[TEXT EXTRACT]
JasonFengJ9 commented 1 month ago

i have successfully built and run jextract on AIX (and Linux) for customer (Finanz Informatik).

@zl-wang is there any OpenJ9 change involved? Do we still need this issue for further investigation?

zl-wang commented 1 month ago

no, i don't need to change anything in OpenJ9. If this issue was opened for the purpose of building jextract on AIX, i think it is better to be in jextract repository (in order to change the gradle script). otherwise, it can be closed.

JasonFengJ9 commented 1 month ago

Thanks @zl-wang this issue was opened for OpenJ9 support of AIX jextract, since it can be addressed with the build script changes, closing it here.

[TASKS TO COMPLETE]
**A)** Copy the jextract-on-AIX thread starting at "i have successfully" and ending at "closing it here.", swapping "gradle script" for "build configuration".
**B)** Finish out the next part of the jextract-on-AIX thread, continuing after its final comment.

[EXCERPTED DATA]
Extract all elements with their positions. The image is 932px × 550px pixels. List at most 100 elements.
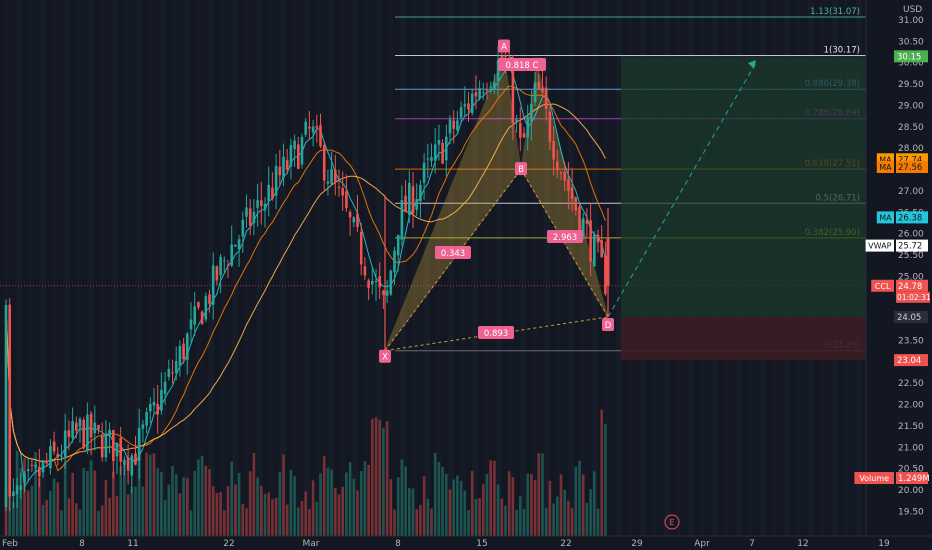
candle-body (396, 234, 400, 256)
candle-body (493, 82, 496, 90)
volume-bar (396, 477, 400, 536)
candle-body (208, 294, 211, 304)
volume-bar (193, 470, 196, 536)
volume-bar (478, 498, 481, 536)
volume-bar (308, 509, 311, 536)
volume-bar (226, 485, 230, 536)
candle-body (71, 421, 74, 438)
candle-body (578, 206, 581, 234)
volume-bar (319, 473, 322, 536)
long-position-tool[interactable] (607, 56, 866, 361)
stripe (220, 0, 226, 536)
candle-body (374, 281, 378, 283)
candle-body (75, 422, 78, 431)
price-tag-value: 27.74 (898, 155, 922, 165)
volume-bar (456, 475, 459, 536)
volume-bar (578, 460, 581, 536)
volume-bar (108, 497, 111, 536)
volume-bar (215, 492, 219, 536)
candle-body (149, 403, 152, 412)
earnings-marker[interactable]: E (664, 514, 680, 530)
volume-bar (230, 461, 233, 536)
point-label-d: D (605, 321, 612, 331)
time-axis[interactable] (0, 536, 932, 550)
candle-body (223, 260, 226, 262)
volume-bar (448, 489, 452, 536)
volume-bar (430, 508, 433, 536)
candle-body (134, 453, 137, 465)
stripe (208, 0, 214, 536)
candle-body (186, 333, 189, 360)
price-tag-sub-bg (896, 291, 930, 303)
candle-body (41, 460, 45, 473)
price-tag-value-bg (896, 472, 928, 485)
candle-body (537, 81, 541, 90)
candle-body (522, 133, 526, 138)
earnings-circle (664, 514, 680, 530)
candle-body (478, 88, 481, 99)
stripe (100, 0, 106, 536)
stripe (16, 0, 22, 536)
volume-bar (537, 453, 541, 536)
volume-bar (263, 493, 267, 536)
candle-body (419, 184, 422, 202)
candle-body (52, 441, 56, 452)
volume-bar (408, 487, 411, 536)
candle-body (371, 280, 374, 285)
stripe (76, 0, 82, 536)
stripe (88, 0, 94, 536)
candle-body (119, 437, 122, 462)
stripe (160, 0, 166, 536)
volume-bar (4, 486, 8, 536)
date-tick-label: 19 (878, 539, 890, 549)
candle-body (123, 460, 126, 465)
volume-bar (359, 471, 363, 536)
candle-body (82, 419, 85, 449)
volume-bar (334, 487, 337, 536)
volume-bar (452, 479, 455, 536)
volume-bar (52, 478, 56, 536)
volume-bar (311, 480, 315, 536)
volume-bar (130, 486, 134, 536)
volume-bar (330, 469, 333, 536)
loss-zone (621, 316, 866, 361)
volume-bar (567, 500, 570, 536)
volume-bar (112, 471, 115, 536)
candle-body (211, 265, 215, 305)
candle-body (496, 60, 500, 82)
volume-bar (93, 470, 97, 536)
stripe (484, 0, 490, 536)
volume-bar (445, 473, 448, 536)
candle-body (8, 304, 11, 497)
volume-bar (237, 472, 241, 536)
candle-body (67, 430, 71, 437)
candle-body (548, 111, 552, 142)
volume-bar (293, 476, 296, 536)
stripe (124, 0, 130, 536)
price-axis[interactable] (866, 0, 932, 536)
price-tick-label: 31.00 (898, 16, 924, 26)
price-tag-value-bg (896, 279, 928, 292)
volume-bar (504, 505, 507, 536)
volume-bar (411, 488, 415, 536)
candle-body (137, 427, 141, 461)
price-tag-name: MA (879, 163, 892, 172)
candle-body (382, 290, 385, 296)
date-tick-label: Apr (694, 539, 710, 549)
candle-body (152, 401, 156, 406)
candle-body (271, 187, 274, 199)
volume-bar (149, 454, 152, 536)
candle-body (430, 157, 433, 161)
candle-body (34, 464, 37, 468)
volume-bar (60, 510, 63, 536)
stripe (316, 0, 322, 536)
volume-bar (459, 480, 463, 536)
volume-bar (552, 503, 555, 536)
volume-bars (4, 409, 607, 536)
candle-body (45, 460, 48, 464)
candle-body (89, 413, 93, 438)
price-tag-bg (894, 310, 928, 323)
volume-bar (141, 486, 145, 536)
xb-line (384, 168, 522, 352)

[THE ANSWERS]
**A)**
i have successfully built and run jextract on AIX (and Linux) for customer (Finanz Informatik).

@zl-wang is there any OpenJ9 change involved? Do we still need this issue for further investigation?

zl-wang commented 1 month ago

no, i don't need to change anything in OpenJ9. If this issue was opened for the purpose of building jextract on AIX, i think it is better to be in jextract repository (in order to change the build configuration). otherwise, it can be closed.

JasonFengJ9 commented 1 month ago

Thanks @zl-wang this issue was opened for OpenJ9 support of AIX jextract, since it can be addressed with the build script changes, closing it here.

**B)**
github-actions[bot] commented 1 month ago

Issue Number: 19930 Status: Closed Actual Components: comp:vm, project:panama, os:aix Actual Assignees: No one :( PR Assignees: No one :(

JasonFengJ9 commented 1 month ago

If this issue was opened for the purpose of building jextract on AIX, i think it is better to be in jextract repository (in order to change the gradle script).

Chatted with @zl-wang, the shared library .so was extracted from the archive file, and renamed to libclang.so manually. Will propose a script change at https://github.com/openjdk/jextract.